THE INPUT =>

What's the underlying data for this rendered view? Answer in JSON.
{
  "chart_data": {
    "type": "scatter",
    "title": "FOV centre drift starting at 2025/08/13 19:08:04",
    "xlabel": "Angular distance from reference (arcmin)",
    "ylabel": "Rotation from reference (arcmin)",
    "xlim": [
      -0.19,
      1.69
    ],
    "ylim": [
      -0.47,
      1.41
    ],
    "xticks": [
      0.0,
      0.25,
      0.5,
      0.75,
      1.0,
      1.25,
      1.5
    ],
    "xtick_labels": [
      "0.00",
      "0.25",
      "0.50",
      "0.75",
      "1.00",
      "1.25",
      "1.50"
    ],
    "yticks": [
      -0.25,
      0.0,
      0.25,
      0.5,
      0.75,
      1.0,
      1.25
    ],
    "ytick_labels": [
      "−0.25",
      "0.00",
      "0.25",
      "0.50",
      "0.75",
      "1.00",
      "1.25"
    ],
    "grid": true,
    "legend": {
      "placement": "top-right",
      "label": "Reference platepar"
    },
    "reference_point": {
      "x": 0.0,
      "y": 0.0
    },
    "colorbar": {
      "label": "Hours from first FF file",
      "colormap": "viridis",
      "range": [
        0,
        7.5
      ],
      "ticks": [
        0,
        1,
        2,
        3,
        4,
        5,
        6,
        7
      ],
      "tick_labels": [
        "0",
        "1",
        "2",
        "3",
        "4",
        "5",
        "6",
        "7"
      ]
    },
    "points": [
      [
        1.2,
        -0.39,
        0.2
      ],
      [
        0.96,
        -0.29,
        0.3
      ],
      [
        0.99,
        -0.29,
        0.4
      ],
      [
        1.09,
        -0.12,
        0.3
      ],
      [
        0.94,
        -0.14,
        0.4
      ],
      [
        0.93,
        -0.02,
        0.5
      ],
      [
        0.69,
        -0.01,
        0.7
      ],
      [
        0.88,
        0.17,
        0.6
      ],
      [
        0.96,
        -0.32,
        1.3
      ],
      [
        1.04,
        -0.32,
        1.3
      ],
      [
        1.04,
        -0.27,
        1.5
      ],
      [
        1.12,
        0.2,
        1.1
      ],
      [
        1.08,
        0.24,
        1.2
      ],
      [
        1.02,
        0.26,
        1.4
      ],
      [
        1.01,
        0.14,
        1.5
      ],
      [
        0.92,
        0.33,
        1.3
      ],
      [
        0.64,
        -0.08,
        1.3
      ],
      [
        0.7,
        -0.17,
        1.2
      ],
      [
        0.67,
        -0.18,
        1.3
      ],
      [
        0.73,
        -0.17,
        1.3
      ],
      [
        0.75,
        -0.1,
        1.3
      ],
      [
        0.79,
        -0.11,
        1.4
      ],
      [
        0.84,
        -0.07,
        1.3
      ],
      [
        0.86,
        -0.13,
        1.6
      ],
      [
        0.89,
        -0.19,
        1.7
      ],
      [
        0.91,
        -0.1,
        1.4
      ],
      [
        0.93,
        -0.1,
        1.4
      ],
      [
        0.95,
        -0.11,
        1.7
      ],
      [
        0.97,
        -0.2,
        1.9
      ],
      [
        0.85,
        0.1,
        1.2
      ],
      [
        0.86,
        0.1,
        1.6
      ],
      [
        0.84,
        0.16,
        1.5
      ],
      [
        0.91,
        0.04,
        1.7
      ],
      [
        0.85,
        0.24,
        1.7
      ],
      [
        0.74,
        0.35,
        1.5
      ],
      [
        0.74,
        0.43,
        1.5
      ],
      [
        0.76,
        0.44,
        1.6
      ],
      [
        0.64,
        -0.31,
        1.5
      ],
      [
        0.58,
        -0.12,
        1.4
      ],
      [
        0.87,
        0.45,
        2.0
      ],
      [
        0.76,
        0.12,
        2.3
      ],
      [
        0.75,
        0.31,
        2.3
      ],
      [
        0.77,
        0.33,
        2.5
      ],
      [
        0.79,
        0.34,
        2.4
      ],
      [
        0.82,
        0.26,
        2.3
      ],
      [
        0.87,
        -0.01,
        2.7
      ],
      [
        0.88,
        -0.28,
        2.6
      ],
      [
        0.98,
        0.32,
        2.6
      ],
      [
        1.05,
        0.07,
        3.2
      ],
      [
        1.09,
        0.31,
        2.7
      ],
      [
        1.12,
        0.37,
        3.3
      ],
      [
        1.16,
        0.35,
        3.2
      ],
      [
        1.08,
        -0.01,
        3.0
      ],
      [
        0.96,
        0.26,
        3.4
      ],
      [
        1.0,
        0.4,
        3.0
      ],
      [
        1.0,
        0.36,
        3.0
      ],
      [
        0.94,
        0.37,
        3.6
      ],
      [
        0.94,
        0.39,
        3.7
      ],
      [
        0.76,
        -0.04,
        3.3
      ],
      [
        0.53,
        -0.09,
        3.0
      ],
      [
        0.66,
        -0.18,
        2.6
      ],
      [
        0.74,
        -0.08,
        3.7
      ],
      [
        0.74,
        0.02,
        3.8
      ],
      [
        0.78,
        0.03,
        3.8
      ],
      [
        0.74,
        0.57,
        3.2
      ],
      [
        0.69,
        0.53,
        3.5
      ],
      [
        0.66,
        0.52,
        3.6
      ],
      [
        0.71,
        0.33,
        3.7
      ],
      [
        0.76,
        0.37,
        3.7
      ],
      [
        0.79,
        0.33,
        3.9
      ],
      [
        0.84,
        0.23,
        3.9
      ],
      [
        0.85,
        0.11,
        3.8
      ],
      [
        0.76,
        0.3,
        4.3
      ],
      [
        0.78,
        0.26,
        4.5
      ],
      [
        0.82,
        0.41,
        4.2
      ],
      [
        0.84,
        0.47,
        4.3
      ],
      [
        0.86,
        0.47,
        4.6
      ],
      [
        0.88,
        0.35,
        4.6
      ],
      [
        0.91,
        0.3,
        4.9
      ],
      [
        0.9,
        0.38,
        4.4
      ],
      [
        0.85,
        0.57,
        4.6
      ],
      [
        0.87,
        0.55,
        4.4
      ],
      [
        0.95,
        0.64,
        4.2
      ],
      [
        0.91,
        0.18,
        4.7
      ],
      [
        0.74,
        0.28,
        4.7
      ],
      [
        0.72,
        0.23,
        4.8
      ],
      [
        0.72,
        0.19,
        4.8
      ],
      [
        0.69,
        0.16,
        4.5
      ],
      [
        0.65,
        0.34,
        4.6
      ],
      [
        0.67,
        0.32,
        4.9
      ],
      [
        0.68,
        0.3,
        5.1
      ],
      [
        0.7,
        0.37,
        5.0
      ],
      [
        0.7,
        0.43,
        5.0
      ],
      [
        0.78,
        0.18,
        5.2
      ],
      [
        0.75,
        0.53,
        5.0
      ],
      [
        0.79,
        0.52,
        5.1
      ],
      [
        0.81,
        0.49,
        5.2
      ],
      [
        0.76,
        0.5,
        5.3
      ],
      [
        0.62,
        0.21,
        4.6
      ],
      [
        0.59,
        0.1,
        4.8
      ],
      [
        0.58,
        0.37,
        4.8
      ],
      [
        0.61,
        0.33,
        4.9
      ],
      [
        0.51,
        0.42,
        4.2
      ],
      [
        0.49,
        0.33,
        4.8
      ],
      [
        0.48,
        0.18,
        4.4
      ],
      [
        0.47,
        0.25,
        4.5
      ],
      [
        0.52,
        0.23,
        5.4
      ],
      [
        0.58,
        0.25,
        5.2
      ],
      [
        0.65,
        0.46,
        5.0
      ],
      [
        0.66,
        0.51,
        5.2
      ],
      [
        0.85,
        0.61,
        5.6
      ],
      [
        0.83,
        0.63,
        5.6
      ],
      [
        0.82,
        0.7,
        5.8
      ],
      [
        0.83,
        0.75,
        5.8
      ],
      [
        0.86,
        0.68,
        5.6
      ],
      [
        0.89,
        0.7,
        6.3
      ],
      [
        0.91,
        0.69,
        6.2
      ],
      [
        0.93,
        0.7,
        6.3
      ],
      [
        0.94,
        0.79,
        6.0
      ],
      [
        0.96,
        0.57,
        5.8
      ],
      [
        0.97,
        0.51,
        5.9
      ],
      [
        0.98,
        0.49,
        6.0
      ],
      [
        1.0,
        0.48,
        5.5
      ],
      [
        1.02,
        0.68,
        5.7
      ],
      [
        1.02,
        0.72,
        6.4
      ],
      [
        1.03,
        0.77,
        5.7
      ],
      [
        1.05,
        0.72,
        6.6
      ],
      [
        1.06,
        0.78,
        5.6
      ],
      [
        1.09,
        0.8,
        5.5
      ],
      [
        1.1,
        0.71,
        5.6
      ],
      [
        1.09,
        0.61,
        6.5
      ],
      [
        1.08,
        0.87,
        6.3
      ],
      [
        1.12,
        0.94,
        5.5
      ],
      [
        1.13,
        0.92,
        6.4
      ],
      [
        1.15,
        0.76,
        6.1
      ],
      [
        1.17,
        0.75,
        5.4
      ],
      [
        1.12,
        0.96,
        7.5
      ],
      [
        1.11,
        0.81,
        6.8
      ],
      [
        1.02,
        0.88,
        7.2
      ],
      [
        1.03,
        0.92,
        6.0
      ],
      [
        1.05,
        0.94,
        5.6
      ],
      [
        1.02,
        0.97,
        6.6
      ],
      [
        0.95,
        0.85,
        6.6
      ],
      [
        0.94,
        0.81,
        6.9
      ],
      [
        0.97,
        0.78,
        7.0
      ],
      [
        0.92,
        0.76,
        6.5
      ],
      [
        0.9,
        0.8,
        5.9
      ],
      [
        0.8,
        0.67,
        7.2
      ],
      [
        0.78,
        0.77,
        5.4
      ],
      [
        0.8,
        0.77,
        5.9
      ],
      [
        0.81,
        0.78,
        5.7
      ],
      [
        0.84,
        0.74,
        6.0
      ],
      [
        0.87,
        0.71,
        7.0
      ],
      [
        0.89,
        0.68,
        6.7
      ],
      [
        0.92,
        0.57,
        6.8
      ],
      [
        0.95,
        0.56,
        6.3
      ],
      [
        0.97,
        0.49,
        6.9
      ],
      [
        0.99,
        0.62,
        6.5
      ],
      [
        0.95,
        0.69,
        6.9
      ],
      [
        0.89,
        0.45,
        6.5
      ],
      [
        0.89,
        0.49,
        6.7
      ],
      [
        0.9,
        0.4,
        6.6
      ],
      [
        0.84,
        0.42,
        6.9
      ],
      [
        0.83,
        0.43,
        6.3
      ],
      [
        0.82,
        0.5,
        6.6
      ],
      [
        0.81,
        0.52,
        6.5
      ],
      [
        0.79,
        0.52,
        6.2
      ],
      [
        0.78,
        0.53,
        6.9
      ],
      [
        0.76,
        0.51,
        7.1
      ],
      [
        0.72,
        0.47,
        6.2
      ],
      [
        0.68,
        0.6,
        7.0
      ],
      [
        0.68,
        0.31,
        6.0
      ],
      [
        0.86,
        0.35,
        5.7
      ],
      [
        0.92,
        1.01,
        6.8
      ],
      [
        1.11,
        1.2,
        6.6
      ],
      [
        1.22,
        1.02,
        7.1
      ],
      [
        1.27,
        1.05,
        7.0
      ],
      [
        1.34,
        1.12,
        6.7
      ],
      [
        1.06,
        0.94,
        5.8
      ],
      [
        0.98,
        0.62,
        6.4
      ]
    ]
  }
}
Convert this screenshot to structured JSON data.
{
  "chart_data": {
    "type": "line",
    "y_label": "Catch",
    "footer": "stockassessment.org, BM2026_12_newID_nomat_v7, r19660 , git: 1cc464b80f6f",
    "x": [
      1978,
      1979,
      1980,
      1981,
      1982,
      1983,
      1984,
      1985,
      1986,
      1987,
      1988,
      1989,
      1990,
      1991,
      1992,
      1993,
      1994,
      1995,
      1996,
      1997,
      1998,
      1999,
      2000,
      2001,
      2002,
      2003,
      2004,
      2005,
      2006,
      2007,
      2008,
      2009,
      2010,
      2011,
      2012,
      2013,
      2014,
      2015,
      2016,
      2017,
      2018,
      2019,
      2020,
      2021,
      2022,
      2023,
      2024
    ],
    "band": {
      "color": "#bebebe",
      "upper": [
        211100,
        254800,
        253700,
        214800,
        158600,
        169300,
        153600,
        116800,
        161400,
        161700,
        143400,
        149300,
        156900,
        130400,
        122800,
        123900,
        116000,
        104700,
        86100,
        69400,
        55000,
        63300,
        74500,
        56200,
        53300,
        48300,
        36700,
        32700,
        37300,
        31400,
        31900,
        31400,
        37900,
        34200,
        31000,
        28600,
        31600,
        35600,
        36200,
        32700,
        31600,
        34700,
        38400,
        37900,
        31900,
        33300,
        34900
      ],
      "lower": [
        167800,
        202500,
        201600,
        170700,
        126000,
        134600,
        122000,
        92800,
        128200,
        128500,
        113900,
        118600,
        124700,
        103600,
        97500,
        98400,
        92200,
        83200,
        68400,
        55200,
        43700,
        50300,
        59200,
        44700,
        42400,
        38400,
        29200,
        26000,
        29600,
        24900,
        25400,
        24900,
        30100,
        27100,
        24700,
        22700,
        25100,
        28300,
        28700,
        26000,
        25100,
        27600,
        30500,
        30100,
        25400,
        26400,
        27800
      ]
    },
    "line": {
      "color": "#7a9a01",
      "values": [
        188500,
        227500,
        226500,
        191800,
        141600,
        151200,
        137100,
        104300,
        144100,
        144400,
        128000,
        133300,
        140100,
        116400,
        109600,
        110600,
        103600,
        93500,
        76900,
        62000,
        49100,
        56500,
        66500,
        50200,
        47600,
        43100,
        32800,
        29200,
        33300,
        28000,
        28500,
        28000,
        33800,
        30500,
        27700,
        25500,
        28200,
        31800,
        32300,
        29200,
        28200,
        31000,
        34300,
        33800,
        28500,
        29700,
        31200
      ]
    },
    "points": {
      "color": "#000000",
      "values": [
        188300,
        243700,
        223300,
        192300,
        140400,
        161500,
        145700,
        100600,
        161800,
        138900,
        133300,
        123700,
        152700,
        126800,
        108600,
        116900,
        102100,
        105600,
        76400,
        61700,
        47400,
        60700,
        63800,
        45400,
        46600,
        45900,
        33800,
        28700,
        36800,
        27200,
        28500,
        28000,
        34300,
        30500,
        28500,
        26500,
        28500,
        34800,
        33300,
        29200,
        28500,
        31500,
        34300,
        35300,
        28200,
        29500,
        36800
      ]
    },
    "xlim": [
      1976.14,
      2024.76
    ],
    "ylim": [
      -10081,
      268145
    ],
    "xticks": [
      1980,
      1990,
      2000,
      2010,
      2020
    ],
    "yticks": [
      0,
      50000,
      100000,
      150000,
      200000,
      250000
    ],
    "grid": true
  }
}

WHAT THE EXERCISE ASKS => Every line in the data that holds "JSON" should be copied out.

SOLUTION TO THIS EXERCISE =>
What's the underlying data for this rendered view? Answer in JSON.
Convert this screenshot to structured JSON data.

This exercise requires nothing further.